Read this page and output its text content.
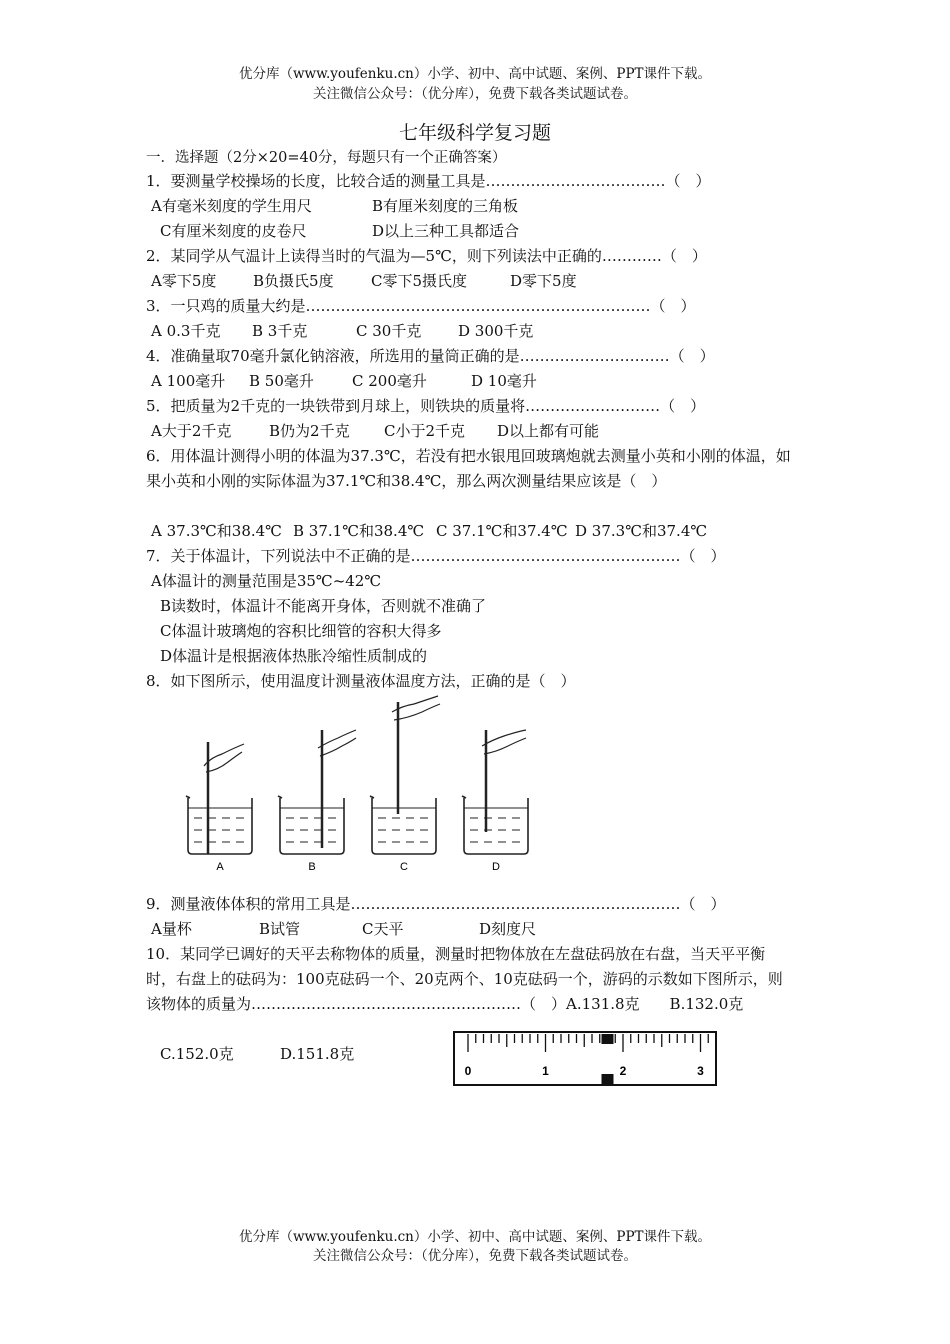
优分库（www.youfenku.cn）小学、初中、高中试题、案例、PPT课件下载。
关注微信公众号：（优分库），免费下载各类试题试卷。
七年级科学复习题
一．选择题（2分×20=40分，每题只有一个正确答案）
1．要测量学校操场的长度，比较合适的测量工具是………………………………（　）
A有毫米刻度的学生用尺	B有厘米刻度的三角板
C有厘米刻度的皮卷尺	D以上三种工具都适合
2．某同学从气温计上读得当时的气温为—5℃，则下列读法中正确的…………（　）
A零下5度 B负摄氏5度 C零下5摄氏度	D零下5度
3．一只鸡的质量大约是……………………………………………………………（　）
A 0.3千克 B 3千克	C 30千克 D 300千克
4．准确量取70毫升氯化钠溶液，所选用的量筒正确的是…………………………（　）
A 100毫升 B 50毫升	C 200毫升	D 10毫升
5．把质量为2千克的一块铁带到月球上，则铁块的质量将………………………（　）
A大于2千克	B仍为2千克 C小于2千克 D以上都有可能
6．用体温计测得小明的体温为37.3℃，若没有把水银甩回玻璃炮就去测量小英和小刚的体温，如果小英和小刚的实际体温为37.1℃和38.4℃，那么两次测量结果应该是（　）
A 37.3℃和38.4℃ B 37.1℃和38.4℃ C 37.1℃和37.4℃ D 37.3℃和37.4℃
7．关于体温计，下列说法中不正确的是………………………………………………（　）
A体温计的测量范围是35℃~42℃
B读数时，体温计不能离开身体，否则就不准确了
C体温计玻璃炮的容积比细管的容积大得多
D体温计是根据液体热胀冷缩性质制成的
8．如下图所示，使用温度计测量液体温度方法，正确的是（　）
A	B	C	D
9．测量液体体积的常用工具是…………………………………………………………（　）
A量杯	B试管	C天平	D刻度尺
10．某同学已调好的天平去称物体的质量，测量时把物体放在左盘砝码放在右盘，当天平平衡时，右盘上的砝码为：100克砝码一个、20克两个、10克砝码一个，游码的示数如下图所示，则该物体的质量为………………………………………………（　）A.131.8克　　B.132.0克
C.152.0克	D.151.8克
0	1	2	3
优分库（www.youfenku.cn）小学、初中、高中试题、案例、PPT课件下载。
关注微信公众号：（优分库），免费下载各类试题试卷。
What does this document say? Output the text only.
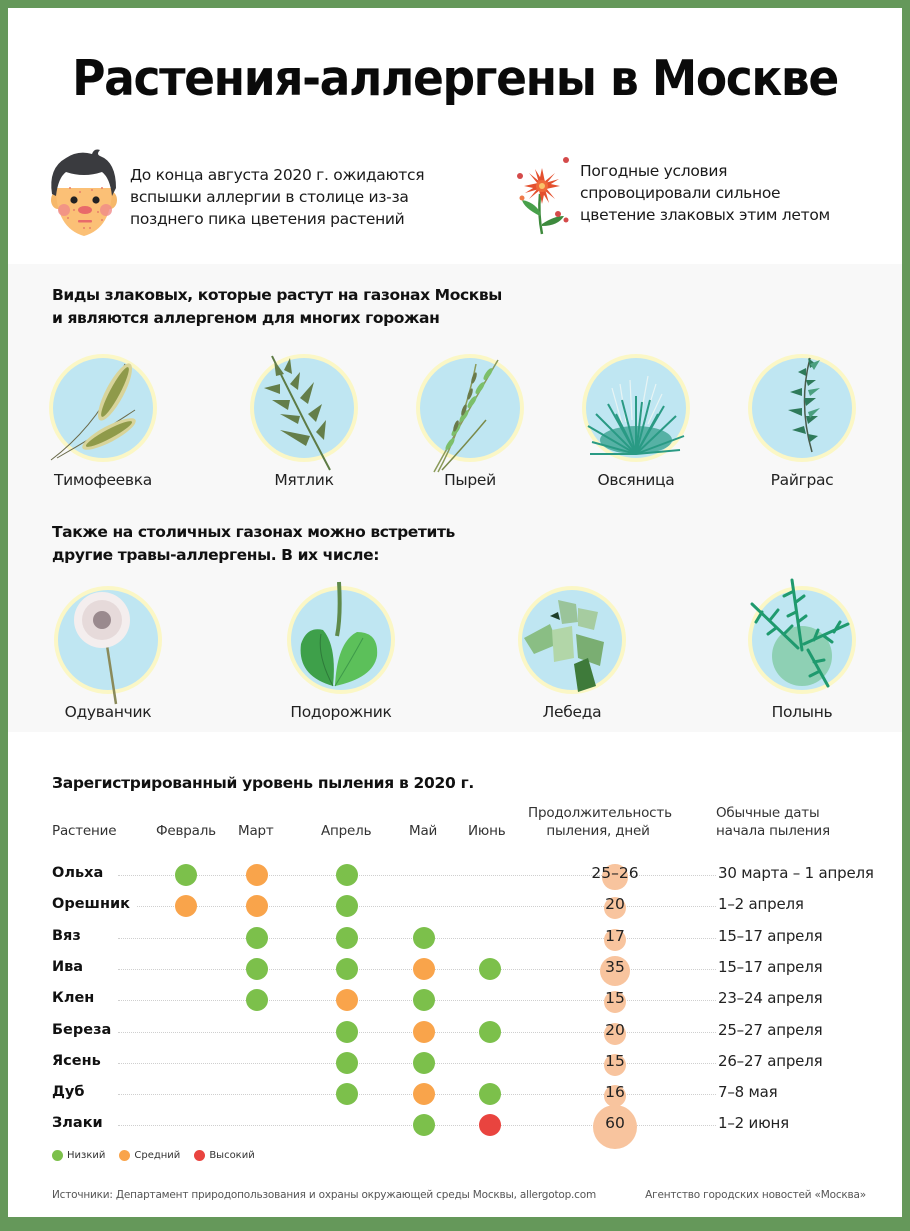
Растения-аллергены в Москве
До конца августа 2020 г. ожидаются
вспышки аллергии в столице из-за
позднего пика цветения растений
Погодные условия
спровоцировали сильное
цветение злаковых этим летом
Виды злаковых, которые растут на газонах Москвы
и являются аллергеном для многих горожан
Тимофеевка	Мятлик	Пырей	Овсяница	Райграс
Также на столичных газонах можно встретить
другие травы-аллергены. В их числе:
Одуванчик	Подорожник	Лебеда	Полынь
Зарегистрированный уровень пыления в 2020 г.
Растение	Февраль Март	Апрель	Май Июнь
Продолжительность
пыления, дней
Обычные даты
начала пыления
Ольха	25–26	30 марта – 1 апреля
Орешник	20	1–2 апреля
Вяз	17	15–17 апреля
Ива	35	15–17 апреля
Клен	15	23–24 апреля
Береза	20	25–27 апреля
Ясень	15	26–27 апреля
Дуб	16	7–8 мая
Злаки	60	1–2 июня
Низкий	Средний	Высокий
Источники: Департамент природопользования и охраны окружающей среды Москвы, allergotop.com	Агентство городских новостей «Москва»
━━━━━━━━━━━━━━━━━━━━━━━━━━━━━━
* Exercise aim:
Produce an exact copy of each line of data, skipping embedded images.

* The solution:
Read this page and output its text content.
优分库（www.youfenku.cn）小学、初中、高中试题、案例、PPT课件下载。
关注微信公众号：（优分库），免费下载各类试题试卷。
七年级科学复习题
一．选择题（2分×20=40分，每题只有一个正确答案）
1．要测量学校操场的长度，比较合适的测量工具是………………………………（　）
A有毫米刻度的学生用尺	B有厘米刻度的三角板
C有厘米刻度的皮卷尺	D以上三种工具都适合
2．某同学从气温计上读得当时的气温为—5℃，则下列读法中正确的…………（　）
A零下5度 B负摄氏5度 C零下5摄氏度	D零下5度
3．一只鸡的质量大约是……………………………………………………………（　）
A 0.3千克 B 3千克	C 30千克 D 300千克
4．准确量取70毫升氯化钠溶液，所选用的量筒正确的是…………………………（　）
A 100毫升 B 50毫升	C 200毫升	D 10毫升
5．把质量为2千克的一块铁带到月球上，则铁块的质量将………………………（　）
A大于2千克	B仍为2千克 C小于2千克 D以上都有可能
6．用体温计测得小明的体温为37.3℃，若没有把水银甩回玻璃炮就去测量小英和小刚的体温，如果小英和小刚的实际体温为37.1℃和38.4℃，那么两次测量结果应该是（　）
A 37.3℃和38.4℃ B 37.1℃和38.4℃ C 37.1℃和37.4℃ D 37.3℃和37.4℃
7．关于体温计，下列说法中不正确的是………………………………………………（　）
A体温计的测量范围是35℃~42℃
B读数时，体温计不能离开身体，否则就不准确了
C体温计玻璃炮的容积比细管的容积大得多
D体温计是根据液体热胀冷缩性质制成的
8．如下图所示，使用温度计测量液体温度方法，正确的是（　）
A	B	C	D
9．测量液体体积的常用工具是…………………………………………………………（　）
A量杯	B试管	C天平	D刻度尺
10．某同学已调好的天平去称物体的质量，测量时把物体放在左盘砝码放在右盘，当天平平衡时，右盘上的砝码为：100克砝码一个、20克两个、10克砝码一个，游码的示数如下图所示，则该物体的质量为………………………………………………（　）A.131.8克　　B.132.0克
C.152.0克	D.151.8克
0	1	2	3
优分库（www.youfenku.cn）小学、初中、高中试题、案例、PPT课件下载。
关注微信公众号：（优分库），免费下载各类试题试卷。
What does this document say? Output the text only.
Растения-аллергены в Москве
До конца августа 2020 г. ожидаются
вспышки аллергии в столице из-за
позднего пика цветения растений
Погодные условия
спровоцировали сильное
цветение злаковых этим летом
Виды злаковых, которые растут на газонах Москвы
и являются аллергеном для многих горожан
Тимофеевка	Мятлик	Пырей	Овсяница	Райграс
Также на столичных газонах можно встретить
другие травы-аллергены. В их числе:
Одуванчик	Подорожник	Лебеда	Полынь
Зарегистрированный уровень пыления в 2020 г.
Растение	Февраль Март	Апрель	Май Июнь
Продолжительность
пыления, дней
Обычные даты
начала пыления
Ольха	25–26	30 марта – 1 апреля
Орешник	20	1–2 апреля
Вяз	17	15–17 апреля
Ива	35	15–17 апреля
Клен	15	23–24 апреля
Береза	20	25–27 апреля
Ясень	15	26–27 апреля
Дуб	16	7–8 мая
Злаки	60	1–2 июня
Низкий	Средний	Высокий
Источники: Департамент природопользования и охраны окружающей среды Москвы, allergotop.com	Агентство городских новостей «Москва»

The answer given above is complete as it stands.